TEXTO -
"""

El cine es un cristal que nos permite ver hacia afuera o hacia adentro. Es una ventana cuando nos muestra lo que hay al otro lado, aquello a lo que tal vez nunca tengamos acceso, y también un espejo que nos permite conocernos, vernos con claridad, identificarnos y, porque no, encontrar soluciones a males que nos aquejan. Este espejo, sin embargo, no siempre nos muestra el lado que más nos gusta. Aunque quisiéramos siempre lucir esbeltos y atractivos, el espejo es implacable cuando evidencia aquello que no nos gusta y nos avergüenza.
Además de entretener, el cine tiene que servir como válvula de escape, medio de denuncia y punto de reflexión de la sociedad. Como comenté en mi texto La otra Colombia (que pueden leer aquí) «Colombia no es una sola. A pesar de que todos sabemos que así es, es muy probable que la mayoría sólo hayamos conocido una: la Colombia del centro comercial, los partidos de fútbol, el reinado, los realities y las discotecas». Muchos de nosotros vivimos atrapados en una pequeña ciudad que delimitamos por nuestra zona de comfort. Conozco paisas que nunca han pasado de San Diego al centro y bogotanos que no conocen nada al sur de la 72.
Además de las zonas invisibles en Colombia, que sólo aparecen a veces como escenario de conflicto en los noticieros, nuestras ciudades tienen también zonas invisibles que más de uno quisiera esconder debajo del tapete para que nadie pueda mirarlas: Algunas comunas de Medellín, Ciudad Bolívar en Bogotá, el Distrito de Agua Blanca en Cali, el barrio Mandela en Cartagena, son sólo algunos ejemplos.

"""

MATERIAL RECOPILADO -
"""

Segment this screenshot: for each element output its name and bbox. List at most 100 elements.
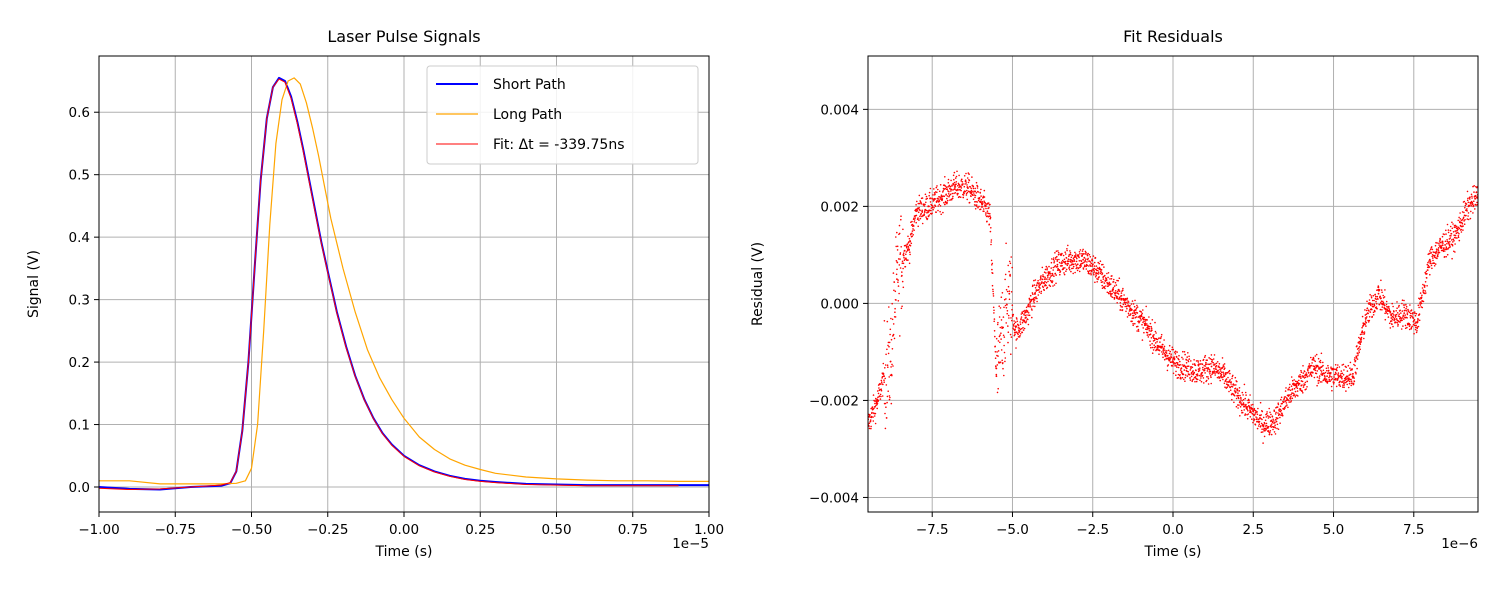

"""

EJERCICIOS -
1. Reescribe de forma más breve el párrafo del texto sobre el cine que empieza con "Además de las zonas invisibles en Colombia", conservando sus datos principales.
2. Transcribe sin cambios el fragmento del texto sobre el cine que comienza en "Además de entretener, el" y termina en "sur de la 72.".

SOLUCIONES -
1. Además de las zonas de Colombia que a veces solo aparecen en los noticieros como escenario de conflicto, las ciudades tienen zonas invisibles que muchos quisieran ocultar, como algunas comunas de Medellín, Ciudad Bolívar en Bogotá, el Distrito de Agua Blanca en Cali y el barrio Mandela en Cartagena.

2.
Además de entretener, el cine tiene que servir como válvula de escape, medio de denuncia y punto de reflexión de la sociedad. Como comenté en mi texto La otra Colombia (que pueden leer aquí) «Colombia no es una sola. A pesar de que todos sabemos que así es, es muy probable que la mayoría sólo hayamos conocido una: la Colombia del centro comercial, los partidos de fútbol, el reinado, los realities y las discotecas». Muchos de nosotros vivimos atrapados en una pequeña ciudad que delimitamos por nuestra zona de comfort. Conozco paisas que nunca han pasado de San Diego al centro y bogotanos que no conocen nada al sur de la 72.